__OBJECTIVE__
Write out the material exactly, with the pictures left out.

__RECORD EXCERPTS__
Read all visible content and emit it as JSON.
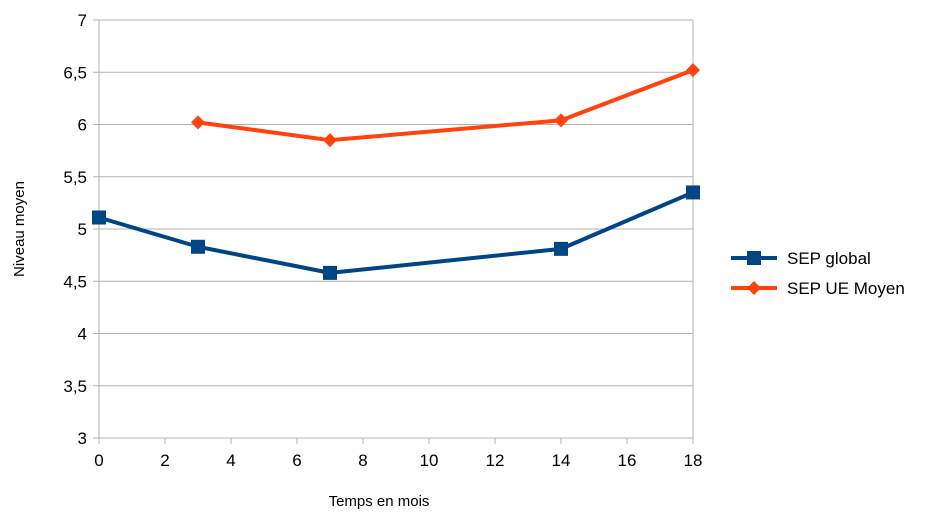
{
  "chart_data": {
    "type": "line",
    "title": "",
    "xlabel": "Temps en mois",
    "ylabel": "Niveau moyen",
    "xlim": [
      0,
      18
    ],
    "ylim": [
      3,
      7
    ],
    "x_ticks": [
      0,
      2,
      4,
      6,
      8,
      10,
      12,
      14,
      16,
      18
    ],
    "x_tick_labels": [
      "0",
      "2",
      "4",
      "6",
      "8",
      "10",
      "12",
      "14",
      "16",
      "18"
    ],
    "y_ticks": [
      3,
      3.5,
      4,
      4.5,
      5,
      5.5,
      6,
      6.5,
      7
    ],
    "y_tick_labels": [
      "3",
      "3,5",
      "4",
      "4,5",
      "5",
      "5,5",
      "6",
      "6,5",
      "7"
    ],
    "grid": "horizontal",
    "legend_position": "right",
    "series": [
      {
        "name": "SEP global",
        "color": "#004586",
        "marker": "square",
        "x": [
          0,
          3,
          7,
          14,
          18
        ],
        "y": [
          5.11,
          4.83,
          4.58,
          4.81,
          5.35
        ]
      },
      {
        "name": "SEP UE Moyen",
        "color": "#ff420e",
        "marker": "diamond",
        "x": [
          3,
          7,
          14,
          18
        ],
        "y": [
          6.02,
          5.85,
          6.04,
          6.52
        ]
      }
    ]
  }
}
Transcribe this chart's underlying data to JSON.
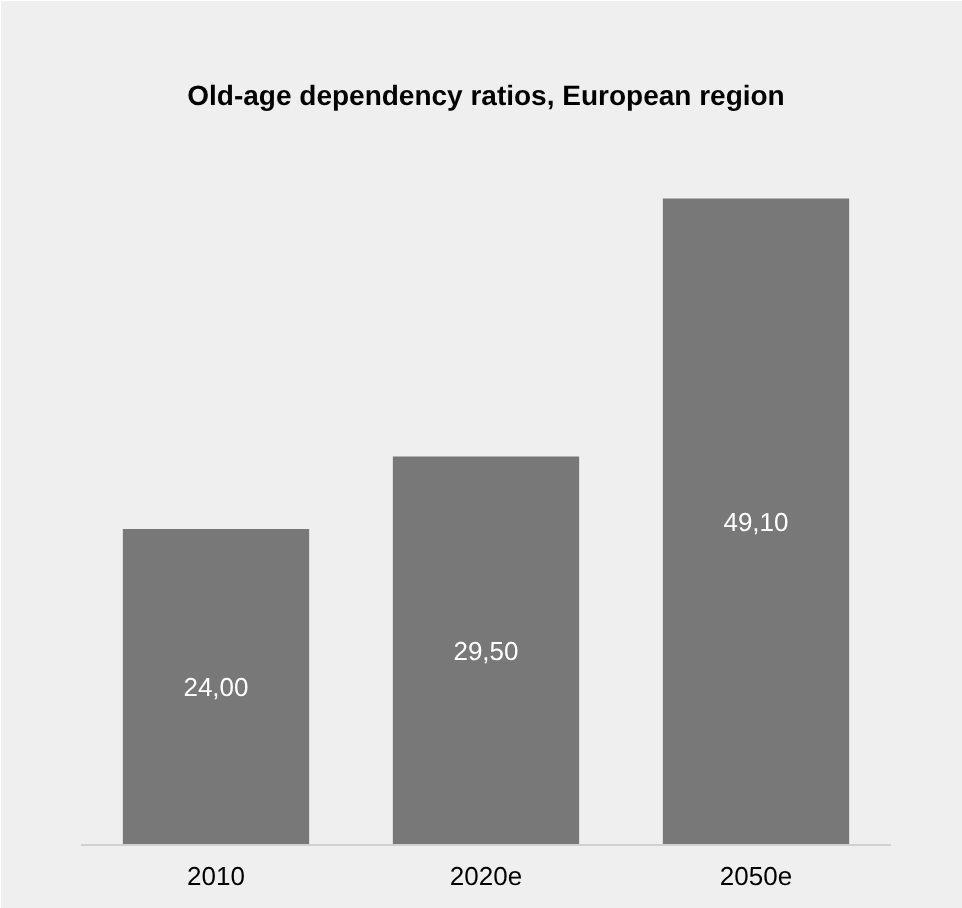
{
  "chart_data": {
    "type": "bar",
    "title": "Old-age dependency ratios, European region",
    "categories": [
      "2010",
      "2020e",
      "2050e"
    ],
    "values": [
      24.0,
      29.5,
      49.1
    ],
    "value_labels": [
      "24,00",
      "29,50",
      "49,10"
    ],
    "color": "#787878",
    "grid": false
  }
}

__ANSWER TO THIS PROBLEM__
Read all visible content and emit it as JSON.
{
  "chart_data": {
    "type": "line",
    "title": "",
    "xlabel": "Temps en mois",
    "ylabel": "Niveau moyen",
    "xlim": [
      0,
      18
    ],
    "ylim": [
      3,
      7
    ],
    "x_ticks": [
      0,
      2,
      4,
      6,
      8,
      10,
      12,
      14,
      16,
      18
    ],
    "x_tick_labels": [
      "0",
      "2",
      "4",
      "6",
      "8",
      "10",
      "12",
      "14",
      "16",
      "18"
    ],
    "y_ticks": [
      3,
      3.5,
      4,
      4.5,
      5,
      5.5,
      6,
      6.5,
      7
    ],
    "y_tick_labels": [
      "3",
      "3,5",
      "4",
      "4,5",
      "5",
      "5,5",
      "6",
      "6,5",
      "7"
    ],
    "grid": "horizontal",
    "legend_position": "right",
    "series": [
      {
        "name": "SEP global",
        "color": "#004586",
        "marker": "square",
        "x": [
          0,
          3,
          7,
          14,
          18
        ],
        "y": [
          5.11,
          4.83,
          4.58,
          4.81,
          5.35
        ]
      },
      {
        "name": "SEP UE Moyen",
        "color": "#ff420e",
        "marker": "diamond",
        "x": [
          3,
          7,
          14,
          18
        ],
        "y": [
          6.02,
          5.85,
          6.04,
          6.52
        ]
      }
    ]
  }
}
Transcribe this chart's underlying data to JSON.
{
  "chart_data": {
    "type": "bar",
    "title": "Old-age dependency ratios, European region",
    "categories": [
      "2010",
      "2020e",
      "2050e"
    ],
    "values": [
      24.0,
      29.5,
      49.1
    ],
    "value_labels": [
      "24,00",
      "29,50",
      "49,10"
    ],
    "color": "#787878",
    "grid": false
  }
}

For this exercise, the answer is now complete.